> **TO BE DONE**
Scan the entries for the string "photo" and give the number of lines that have it, nothing further.

━━━━

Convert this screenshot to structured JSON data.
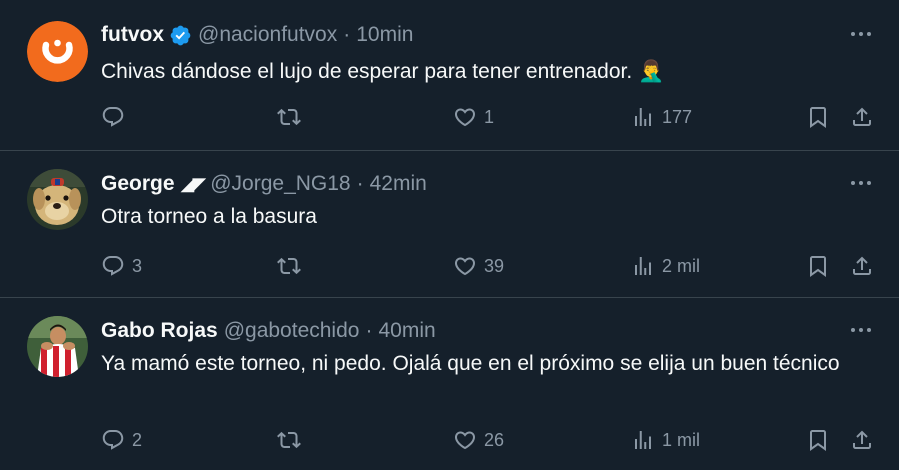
{
  "tweets": [
    {
      "display_name": "futvox",
      "verified": true,
      "name_emoji": "",
      "handle": "@nacionfutvox",
      "separator": "·",
      "time": "10min",
      "text": "Chivas dándose el lujo de esperar para tener entrenador. 🤦‍♂️",
      "replies": "",
      "retweets": "",
      "likes": "1",
      "views": "177",
      "avatar": "futvox-logo",
      "avatar_color": "#f26b1d"
    },
    {
      "display_name": "George",
      "verified": false,
      "name_emoji": "◢◤",
      "handle": "@Jorge_NG18",
      "separator": "·",
      "time": "42min",
      "text": "Otra torneo a la basura",
      "replies": "3",
      "retweets": "",
      "likes": "39",
      "views": "2 mil",
      "avatar": "dog-photo"
    },
    {
      "display_name": "Gabo Rojas",
      "verified": false,
      "name_emoji": "",
      "handle": "@gabotechido",
      "separator": "·",
      "time": "40min",
      "text": "Ya mamó este torneo, ni pedo. Ojalá que en el próximo se elija un buen técnico",
      "replies": "2",
      "retweets": "",
      "likes": "26",
      "views": "1 mil",
      "avatar": "player-photo"
    }
  ],
  "icons": {
    "reply": "reply-icon",
    "retweet": "retweet-icon",
    "like": "heart-icon",
    "views": "views-icon",
    "bookmark": "bookmark-icon",
    "share": "share-icon",
    "more": "more-icon",
    "verified": "verified-badge-icon"
  },
  "colors": {
    "background": "#15202b",
    "text": "#f7f9f9",
    "secondary": "#8b98a5",
    "divider": "#38444d",
    "verified": "#1d9bf0"
  }
}
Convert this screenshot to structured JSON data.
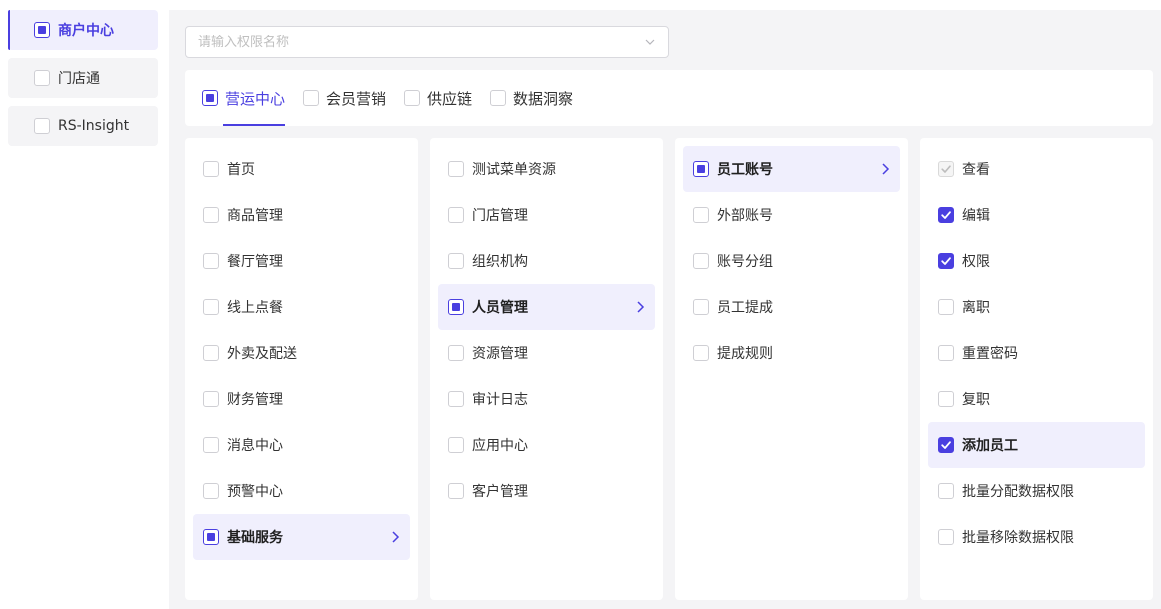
{
  "sidebar": {
    "items": [
      {
        "label": "商户中心",
        "state": "partial",
        "active": true
      },
      {
        "label": "门店通",
        "state": "none",
        "active": false
      },
      {
        "label": "RS-Insight",
        "state": "none",
        "active": false
      }
    ]
  },
  "search": {
    "placeholder": "请输入权限名称",
    "value": ""
  },
  "tabs": [
    {
      "label": "营运中心",
      "state": "partial",
      "active": true
    },
    {
      "label": "会员营销",
      "state": "none",
      "active": false
    },
    {
      "label": "供应链",
      "state": "none",
      "active": false
    },
    {
      "label": "数据洞察",
      "state": "none",
      "active": false
    }
  ],
  "columns": [
    {
      "items": [
        {
          "label": "首页",
          "state": "none",
          "active": false
        },
        {
          "label": "商品管理",
          "state": "none",
          "active": false
        },
        {
          "label": "餐厅管理",
          "state": "none",
          "active": false
        },
        {
          "label": "线上点餐",
          "state": "none",
          "active": false
        },
        {
          "label": "外卖及配送",
          "state": "none",
          "active": false
        },
        {
          "label": "财务管理",
          "state": "none",
          "active": false
        },
        {
          "label": "消息中心",
          "state": "none",
          "active": false
        },
        {
          "label": "预警中心",
          "state": "none",
          "active": false
        },
        {
          "label": "基础服务",
          "state": "partial",
          "active": true
        }
      ]
    },
    {
      "items": [
        {
          "label": "测试菜单资源",
          "state": "none",
          "active": false
        },
        {
          "label": "门店管理",
          "state": "none",
          "active": false
        },
        {
          "label": "组织机构",
          "state": "none",
          "active": false
        },
        {
          "label": "人员管理",
          "state": "partial",
          "active": true
        },
        {
          "label": "资源管理",
          "state": "none",
          "active": false
        },
        {
          "label": "审计日志",
          "state": "none",
          "active": false
        },
        {
          "label": "应用中心",
          "state": "none",
          "active": false
        },
        {
          "label": "客户管理",
          "state": "none",
          "active": false
        }
      ]
    },
    {
      "items": [
        {
          "label": "员工账号",
          "state": "partial",
          "active": true
        },
        {
          "label": "外部账号",
          "state": "none",
          "active": false
        },
        {
          "label": "账号分组",
          "state": "none",
          "active": false
        },
        {
          "label": "员工提成",
          "state": "none",
          "active": false
        },
        {
          "label": "提成规则",
          "state": "none",
          "active": false
        }
      ]
    },
    {
      "items": [
        {
          "label": "查看",
          "state": "disabled-checked",
          "active": false
        },
        {
          "label": "编辑",
          "state": "checked",
          "active": false
        },
        {
          "label": "权限",
          "state": "checked",
          "active": false
        },
        {
          "label": "离职",
          "state": "none",
          "active": false
        },
        {
          "label": "重置密码",
          "state": "none",
          "active": false
        },
        {
          "label": "复职",
          "state": "none",
          "active": false
        },
        {
          "label": "添加员工",
          "state": "checked",
          "active": true,
          "leaf": true
        },
        {
          "label": "批量分配数据权限",
          "state": "none",
          "active": false
        },
        {
          "label": "批量移除数据权限",
          "state": "none",
          "active": false
        }
      ]
    }
  ],
  "colors": {
    "accent": "#4a3fe0",
    "active_bg": "#f0effd",
    "panel_bg": "#f4f4f6"
  }
}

━━━━

> **COMPLETED TASK**
2